═══ DATA SECTION ═══
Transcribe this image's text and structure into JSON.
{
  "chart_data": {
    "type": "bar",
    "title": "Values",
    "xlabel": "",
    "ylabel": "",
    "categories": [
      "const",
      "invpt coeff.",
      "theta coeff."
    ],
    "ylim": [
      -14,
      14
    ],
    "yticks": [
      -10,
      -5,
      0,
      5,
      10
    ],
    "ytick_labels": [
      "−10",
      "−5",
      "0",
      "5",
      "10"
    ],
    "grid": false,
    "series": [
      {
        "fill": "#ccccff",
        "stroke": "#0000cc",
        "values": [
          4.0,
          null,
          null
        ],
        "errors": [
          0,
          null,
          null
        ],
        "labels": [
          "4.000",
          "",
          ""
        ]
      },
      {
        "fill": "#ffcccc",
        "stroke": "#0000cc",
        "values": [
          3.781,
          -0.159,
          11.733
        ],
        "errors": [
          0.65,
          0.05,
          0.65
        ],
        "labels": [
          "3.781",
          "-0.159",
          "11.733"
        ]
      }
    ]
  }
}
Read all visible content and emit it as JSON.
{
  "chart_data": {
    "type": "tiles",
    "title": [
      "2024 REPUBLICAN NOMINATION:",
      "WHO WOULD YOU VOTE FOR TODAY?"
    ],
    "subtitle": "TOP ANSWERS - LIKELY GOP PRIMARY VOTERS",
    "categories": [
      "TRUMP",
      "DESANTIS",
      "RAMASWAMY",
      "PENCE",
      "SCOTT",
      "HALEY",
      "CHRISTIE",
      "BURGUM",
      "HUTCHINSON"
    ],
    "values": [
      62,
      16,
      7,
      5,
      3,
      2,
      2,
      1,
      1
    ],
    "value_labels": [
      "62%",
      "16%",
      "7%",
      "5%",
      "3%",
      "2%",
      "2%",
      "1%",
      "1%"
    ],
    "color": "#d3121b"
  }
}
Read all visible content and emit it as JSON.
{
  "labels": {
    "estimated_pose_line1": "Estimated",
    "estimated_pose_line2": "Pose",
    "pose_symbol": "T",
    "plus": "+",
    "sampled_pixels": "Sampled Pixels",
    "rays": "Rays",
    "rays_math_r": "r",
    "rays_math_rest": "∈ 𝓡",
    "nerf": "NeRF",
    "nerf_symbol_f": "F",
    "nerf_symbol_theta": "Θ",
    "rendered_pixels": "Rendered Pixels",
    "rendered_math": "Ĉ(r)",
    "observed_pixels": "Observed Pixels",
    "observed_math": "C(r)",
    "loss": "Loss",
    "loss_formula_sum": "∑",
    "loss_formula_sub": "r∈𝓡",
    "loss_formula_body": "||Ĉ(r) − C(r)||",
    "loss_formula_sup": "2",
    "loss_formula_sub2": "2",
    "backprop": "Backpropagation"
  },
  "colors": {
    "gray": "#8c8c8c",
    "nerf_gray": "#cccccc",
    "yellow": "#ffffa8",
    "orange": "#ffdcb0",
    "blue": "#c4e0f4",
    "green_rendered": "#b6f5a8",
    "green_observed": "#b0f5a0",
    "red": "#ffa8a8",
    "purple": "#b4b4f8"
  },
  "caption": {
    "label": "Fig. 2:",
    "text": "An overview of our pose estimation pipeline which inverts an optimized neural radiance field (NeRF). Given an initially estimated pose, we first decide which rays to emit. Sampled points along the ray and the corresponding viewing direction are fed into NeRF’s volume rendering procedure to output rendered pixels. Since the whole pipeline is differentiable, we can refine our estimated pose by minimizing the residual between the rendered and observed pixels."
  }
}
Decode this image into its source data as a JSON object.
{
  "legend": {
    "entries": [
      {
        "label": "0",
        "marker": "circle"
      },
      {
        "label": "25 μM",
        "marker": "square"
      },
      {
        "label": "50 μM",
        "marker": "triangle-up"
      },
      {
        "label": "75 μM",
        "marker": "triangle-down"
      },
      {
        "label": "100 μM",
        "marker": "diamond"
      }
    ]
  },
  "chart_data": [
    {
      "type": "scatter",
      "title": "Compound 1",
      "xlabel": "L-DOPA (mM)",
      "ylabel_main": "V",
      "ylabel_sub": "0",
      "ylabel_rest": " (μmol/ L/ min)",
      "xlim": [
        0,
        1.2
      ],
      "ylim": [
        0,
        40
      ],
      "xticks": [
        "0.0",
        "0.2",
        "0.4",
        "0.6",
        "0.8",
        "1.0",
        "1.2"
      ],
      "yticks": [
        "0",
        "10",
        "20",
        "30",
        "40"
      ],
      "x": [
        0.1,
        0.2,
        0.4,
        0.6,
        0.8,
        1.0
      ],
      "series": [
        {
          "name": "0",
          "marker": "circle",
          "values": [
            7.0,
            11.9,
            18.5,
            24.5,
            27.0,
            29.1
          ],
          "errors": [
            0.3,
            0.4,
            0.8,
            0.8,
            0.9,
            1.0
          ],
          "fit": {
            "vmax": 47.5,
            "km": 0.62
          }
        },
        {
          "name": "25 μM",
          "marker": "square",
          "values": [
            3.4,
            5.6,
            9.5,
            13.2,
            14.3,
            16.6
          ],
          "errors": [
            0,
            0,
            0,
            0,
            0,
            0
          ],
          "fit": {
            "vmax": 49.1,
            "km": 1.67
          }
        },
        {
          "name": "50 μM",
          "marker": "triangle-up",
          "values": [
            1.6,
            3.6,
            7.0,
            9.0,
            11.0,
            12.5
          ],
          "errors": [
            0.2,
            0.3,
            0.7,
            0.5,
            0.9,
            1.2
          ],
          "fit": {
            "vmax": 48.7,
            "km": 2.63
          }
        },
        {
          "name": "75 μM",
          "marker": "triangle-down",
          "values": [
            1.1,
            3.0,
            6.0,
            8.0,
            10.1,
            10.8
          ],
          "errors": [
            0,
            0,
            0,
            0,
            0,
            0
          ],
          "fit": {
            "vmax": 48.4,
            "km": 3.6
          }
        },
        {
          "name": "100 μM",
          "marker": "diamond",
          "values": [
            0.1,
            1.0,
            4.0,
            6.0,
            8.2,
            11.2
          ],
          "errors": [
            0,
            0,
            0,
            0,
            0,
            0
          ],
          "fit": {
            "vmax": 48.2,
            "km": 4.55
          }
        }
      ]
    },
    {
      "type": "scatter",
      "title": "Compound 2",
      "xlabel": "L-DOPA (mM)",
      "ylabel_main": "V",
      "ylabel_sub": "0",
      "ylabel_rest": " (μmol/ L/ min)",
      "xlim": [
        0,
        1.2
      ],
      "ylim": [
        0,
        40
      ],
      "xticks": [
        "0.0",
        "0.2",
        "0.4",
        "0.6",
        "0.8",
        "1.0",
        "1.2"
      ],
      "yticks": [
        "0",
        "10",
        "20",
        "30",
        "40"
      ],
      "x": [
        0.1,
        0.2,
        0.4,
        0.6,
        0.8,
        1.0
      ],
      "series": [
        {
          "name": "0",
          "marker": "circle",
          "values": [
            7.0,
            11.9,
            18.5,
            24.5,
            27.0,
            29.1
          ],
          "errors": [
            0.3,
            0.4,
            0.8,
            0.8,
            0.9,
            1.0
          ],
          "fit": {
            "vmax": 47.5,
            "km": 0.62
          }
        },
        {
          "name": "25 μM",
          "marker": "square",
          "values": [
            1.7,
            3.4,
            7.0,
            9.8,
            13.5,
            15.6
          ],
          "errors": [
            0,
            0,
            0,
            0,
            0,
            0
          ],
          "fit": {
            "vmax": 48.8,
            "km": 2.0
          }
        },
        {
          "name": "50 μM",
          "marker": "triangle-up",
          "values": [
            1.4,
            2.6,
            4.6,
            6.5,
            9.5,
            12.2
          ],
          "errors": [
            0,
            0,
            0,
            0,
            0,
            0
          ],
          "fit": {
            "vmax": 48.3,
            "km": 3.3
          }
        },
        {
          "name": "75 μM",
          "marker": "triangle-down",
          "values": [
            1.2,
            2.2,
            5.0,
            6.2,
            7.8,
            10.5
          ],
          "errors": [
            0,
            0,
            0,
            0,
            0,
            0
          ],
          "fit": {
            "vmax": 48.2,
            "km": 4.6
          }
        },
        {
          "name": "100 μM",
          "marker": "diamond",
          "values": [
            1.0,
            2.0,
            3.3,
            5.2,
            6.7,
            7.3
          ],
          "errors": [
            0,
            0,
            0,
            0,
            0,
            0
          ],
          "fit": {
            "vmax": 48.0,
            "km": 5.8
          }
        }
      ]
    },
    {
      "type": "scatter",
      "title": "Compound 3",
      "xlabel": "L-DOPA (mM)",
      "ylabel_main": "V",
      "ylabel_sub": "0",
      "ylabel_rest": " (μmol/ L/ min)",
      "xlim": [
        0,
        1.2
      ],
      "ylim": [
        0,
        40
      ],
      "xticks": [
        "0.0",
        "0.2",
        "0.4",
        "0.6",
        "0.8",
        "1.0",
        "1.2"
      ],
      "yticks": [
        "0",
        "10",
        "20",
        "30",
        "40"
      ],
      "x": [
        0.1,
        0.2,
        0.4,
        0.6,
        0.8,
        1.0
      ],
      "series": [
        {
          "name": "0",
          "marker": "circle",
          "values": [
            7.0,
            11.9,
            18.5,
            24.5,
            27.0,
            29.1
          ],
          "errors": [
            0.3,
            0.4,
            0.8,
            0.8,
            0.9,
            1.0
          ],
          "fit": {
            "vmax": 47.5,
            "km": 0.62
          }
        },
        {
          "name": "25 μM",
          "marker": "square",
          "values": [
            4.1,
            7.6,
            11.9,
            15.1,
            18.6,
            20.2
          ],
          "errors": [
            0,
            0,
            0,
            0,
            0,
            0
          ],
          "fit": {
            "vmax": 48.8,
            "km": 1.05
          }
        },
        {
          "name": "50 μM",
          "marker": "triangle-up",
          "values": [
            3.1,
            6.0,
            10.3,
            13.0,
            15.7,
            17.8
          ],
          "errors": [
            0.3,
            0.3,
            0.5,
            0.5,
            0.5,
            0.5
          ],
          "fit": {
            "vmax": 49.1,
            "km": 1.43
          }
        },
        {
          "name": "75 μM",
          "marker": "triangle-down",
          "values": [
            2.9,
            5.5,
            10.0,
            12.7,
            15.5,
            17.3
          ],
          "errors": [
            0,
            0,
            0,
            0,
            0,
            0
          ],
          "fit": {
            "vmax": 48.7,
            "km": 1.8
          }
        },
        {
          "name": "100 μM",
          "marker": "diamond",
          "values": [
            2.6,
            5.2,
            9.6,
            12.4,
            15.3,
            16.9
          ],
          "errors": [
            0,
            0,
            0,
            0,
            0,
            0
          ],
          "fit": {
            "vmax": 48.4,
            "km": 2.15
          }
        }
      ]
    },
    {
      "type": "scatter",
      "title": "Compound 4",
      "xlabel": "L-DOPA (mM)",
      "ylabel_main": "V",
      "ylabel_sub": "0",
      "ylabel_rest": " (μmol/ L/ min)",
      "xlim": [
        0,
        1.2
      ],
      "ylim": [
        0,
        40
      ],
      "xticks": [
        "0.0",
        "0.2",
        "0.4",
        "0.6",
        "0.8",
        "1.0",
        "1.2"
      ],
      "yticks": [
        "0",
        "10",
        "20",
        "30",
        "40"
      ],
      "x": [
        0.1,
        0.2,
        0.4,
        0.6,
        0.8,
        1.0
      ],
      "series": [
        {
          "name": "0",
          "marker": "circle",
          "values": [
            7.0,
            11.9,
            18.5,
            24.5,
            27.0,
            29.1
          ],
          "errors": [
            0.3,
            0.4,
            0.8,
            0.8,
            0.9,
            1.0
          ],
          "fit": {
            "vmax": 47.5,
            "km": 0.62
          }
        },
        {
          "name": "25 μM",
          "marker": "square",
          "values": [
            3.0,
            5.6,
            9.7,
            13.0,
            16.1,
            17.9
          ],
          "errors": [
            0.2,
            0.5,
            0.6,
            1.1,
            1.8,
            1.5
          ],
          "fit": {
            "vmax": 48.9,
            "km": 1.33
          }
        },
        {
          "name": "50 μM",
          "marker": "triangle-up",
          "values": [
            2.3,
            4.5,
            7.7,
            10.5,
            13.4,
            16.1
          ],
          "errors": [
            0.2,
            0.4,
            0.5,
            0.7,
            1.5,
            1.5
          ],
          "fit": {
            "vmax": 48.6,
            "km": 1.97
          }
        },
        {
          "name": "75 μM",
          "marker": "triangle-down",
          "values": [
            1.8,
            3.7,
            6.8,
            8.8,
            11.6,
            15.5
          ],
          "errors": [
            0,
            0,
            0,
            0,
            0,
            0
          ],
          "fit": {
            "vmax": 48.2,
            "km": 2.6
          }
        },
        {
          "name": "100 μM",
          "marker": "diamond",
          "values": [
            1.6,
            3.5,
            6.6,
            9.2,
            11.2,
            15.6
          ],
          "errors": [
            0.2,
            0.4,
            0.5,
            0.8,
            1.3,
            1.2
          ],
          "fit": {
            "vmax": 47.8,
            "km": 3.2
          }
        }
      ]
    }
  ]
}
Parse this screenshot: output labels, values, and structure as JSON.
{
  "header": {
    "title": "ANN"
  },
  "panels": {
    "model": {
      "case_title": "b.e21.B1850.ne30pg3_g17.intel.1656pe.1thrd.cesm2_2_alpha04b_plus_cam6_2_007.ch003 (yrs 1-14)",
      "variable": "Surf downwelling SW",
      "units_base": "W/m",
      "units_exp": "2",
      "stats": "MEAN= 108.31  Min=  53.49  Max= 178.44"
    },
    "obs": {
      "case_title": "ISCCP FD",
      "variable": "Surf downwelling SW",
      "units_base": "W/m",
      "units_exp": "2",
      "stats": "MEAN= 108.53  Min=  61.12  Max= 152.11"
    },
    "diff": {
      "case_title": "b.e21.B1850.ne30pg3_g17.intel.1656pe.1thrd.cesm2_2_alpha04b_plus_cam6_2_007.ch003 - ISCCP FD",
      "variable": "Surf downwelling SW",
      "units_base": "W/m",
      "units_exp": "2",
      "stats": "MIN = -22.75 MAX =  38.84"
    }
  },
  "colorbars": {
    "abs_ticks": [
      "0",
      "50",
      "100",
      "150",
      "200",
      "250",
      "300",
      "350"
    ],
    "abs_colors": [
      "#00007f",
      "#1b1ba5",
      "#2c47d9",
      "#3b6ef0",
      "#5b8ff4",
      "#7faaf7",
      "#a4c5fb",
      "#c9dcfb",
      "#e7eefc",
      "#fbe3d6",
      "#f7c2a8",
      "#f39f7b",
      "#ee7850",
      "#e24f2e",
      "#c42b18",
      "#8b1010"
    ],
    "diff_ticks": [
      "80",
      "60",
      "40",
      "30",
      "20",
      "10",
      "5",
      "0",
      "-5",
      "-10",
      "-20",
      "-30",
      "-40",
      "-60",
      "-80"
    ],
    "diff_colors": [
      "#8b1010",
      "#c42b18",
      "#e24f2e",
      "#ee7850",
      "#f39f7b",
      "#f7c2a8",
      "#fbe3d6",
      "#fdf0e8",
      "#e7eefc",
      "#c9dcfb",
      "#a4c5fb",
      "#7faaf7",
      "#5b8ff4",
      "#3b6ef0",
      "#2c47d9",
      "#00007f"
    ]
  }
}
═══
WHAT TO PRODUCE
Give the number of lines in the data that contain "stats", with no other words.

RESPONSE FOR THIS EXERCISE
3